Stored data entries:
------------------------------------------------------------------------

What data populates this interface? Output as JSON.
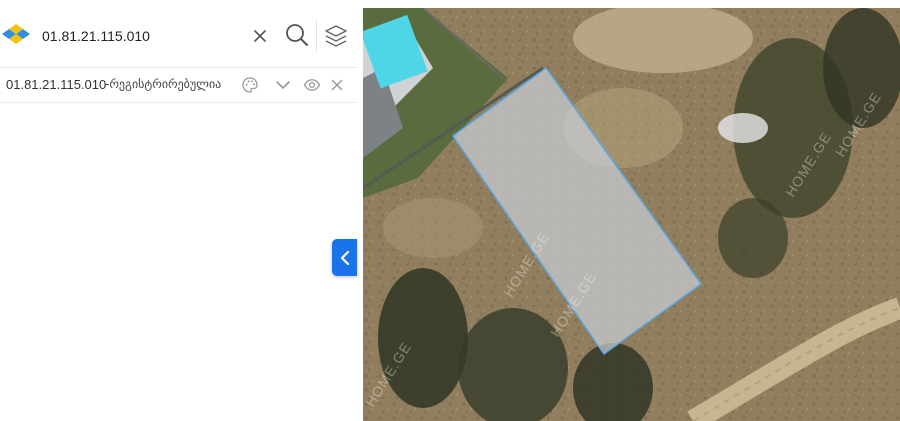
{
  "search": {
    "value": "01.81.21.115.010",
    "placeholder": ""
  },
  "result": {
    "cadastral_code": "01.81.21.115.010",
    "status": "-რეგისტრირებულია"
  },
  "map": {
    "watermark": "HOME.GE",
    "parcel_fill": "#c9cdd6",
    "parcel_stroke": "#5aa9e6"
  },
  "colors": {
    "accent": "#1a73e8",
    "logo_blue": "#2f8fdb",
    "logo_yellow": "#f4c20d"
  },
  "icons": {
    "logo": "logo-icon",
    "clear": "close-icon",
    "search": "search-icon",
    "layers": "layers-icon",
    "palette": "palette-icon",
    "expand": "chevron-down-icon",
    "visibility": "eye-icon",
    "remove": "close-icon",
    "collapse": "chevron-left-icon"
  }
}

------------------------------------------------------------------------

**TASK TO CARRY OUT**.
Copy out the whole listing exactly, and don't carry over any pictures.

**CORRECT ANSWER**.
What data populates this interface? Output as JSON.
{
  "search": {
    "value": "01.81.21.115.010",
    "placeholder": ""
  },
  "result": {
    "cadastral_code": "01.81.21.115.010",
    "status": "-რეგისტრირებულია"
  },
  "map": {
    "watermark": "HOME.GE",
    "parcel_fill": "#c9cdd6",
    "parcel_stroke": "#5aa9e6"
  },
  "colors": {
    "accent": "#1a73e8",
    "logo_blue": "#2f8fdb",
    "logo_yellow": "#f4c20d"
  },
  "icons": {
    "logo": "logo-icon",
    "clear": "close-icon",
    "search": "search-icon",
    "layers": "layers-icon",
    "palette": "palette-icon",
    "expand": "chevron-down-icon",
    "visibility": "eye-icon",
    "remove": "close-icon",
    "collapse": "chevron-left-icon"
  }
}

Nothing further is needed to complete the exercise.